-- Objective --
Check every line below for the word "this" and give only the number of lines where it appears.

-- Information supplied --

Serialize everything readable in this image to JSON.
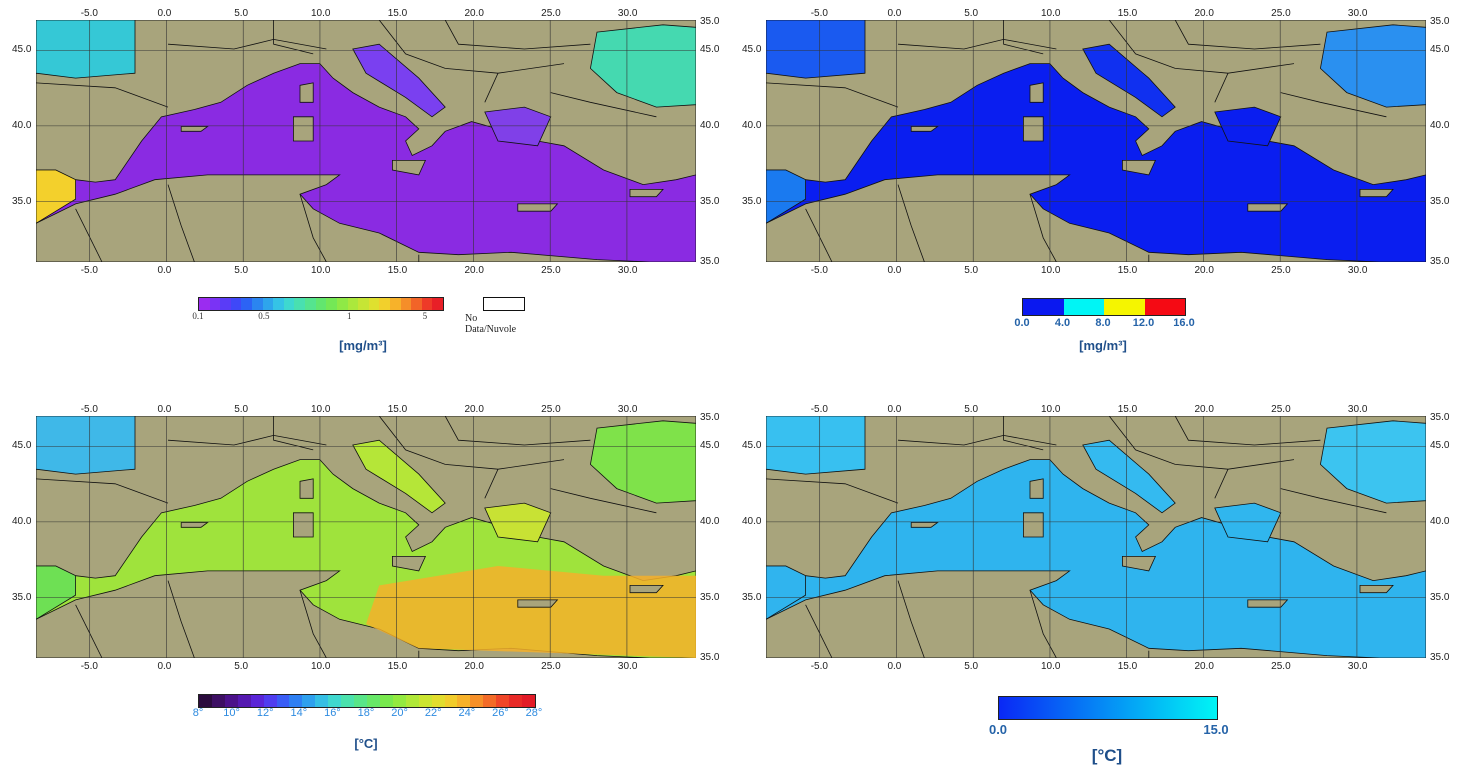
{
  "colors": {
    "land": "#a8a47c",
    "border": "#111111",
    "grid": "#333333"
  },
  "axes": {
    "lon_ticks": [
      "-5.0",
      "0.0",
      "5.0",
      "10.0",
      "15.0",
      "20.0",
      "25.0",
      "30.0"
    ],
    "lon_top_extra": "35.0",
    "lat_ticks": [
      "45.0",
      "40.0",
      "35.0"
    ],
    "lat_right_extra": "35.0",
    "lon_values": [
      -5,
      0,
      5,
      10,
      15,
      20,
      25,
      30
    ],
    "lat_values": [
      45,
      40,
      35
    ],
    "lon_range": [
      -8.5,
      34.5
    ],
    "lat_range": [
      31,
      47
    ]
  },
  "panels": {
    "chl_map": {
      "sea_color": "#8a2be2",
      "colorbar_colors": [
        "#9b2cf0",
        "#7a33f5",
        "#5a3cf7",
        "#3f48f8",
        "#2c63f5",
        "#2b85f0",
        "#2ea5ec",
        "#35c3e6",
        "#3ed8d0",
        "#49e0b0",
        "#55e48f",
        "#62e66f",
        "#74e856",
        "#8fe946",
        "#abe83c",
        "#c6e535",
        "#dfe02f",
        "#f2d02c",
        "#f7b22a",
        "#f58e29",
        "#f26428",
        "#ee3a28",
        "#e81f27"
      ],
      "colorbar_labels": [
        {
          "text": "0.1",
          "pos": 0.0
        },
        {
          "text": "0.5",
          "pos": 0.27
        },
        {
          "text": "1",
          "pos": 0.62
        },
        {
          "text": "5",
          "pos": 0.93
        }
      ],
      "nodata_label": "No Data/Nuvole",
      "unit": "[mg/m³]"
    },
    "chl_err": {
      "sea_color": "#0a1ef0",
      "colorbar_colors": [
        "#0a18f0",
        "#00f5f5",
        "#f5f500",
        "#f50a14"
      ],
      "colorbar_labels": [
        {
          "text": "0.0",
          "pos": 0.0
        },
        {
          "text": "4.0",
          "pos": 0.25
        },
        {
          "text": "8.0",
          "pos": 0.5
        },
        {
          "text": "12.0",
          "pos": 0.75
        },
        {
          "text": "16.0",
          "pos": 1.0
        }
      ],
      "unit": "[mg/m³]"
    },
    "sst_map": {
      "sea_color": "#9fe33c",
      "colorbar_colors": [
        "#2b0b3d",
        "#3d0f63",
        "#4b128a",
        "#5519b0",
        "#5a25d8",
        "#4f3df0",
        "#3a5df5",
        "#2d7ff3",
        "#2ea0ee",
        "#35bfe5",
        "#3fd8cf",
        "#4be2ad",
        "#58e689",
        "#67e868",
        "#79e94e",
        "#93ea40",
        "#b0e838",
        "#cbe531",
        "#e2dd2d",
        "#f2cd2b",
        "#f7b22a",
        "#f69029",
        "#f36b28",
        "#ef4628",
        "#e82a27",
        "#e21b27"
      ],
      "colorbar_labels": [
        {
          "text": "8°",
          "pos": 0.0
        },
        {
          "text": "10°",
          "pos": 0.1
        },
        {
          "text": "12°",
          "pos": 0.2
        },
        {
          "text": "14°",
          "pos": 0.3
        },
        {
          "text": "16°",
          "pos": 0.4
        },
        {
          "text": "18°",
          "pos": 0.5
        },
        {
          "text": "20°",
          "pos": 0.6
        },
        {
          "text": "22°",
          "pos": 0.7
        },
        {
          "text": "24°",
          "pos": 0.8
        },
        {
          "text": "26°",
          "pos": 0.9
        },
        {
          "text": "28°",
          "pos": 1.0
        }
      ],
      "unit": "[°C]"
    },
    "sst_err": {
      "sea_color": "#2fb4ee",
      "colorbar_gradient": [
        "#0a28f5",
        "#00f5f5"
      ],
      "colorbar_labels": [
        {
          "text": "0.0",
          "pos": 0.0
        },
        {
          "text": "15.0",
          "pos": 1.0
        }
      ],
      "unit": "[°C]"
    }
  }
}
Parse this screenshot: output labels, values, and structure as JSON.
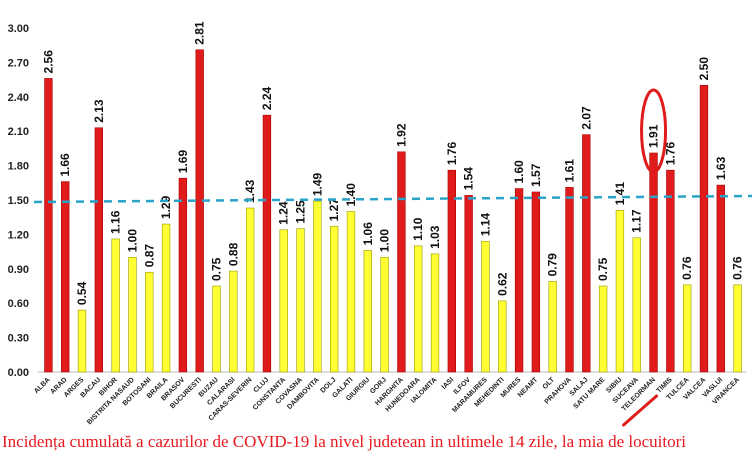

-- Written solution --
2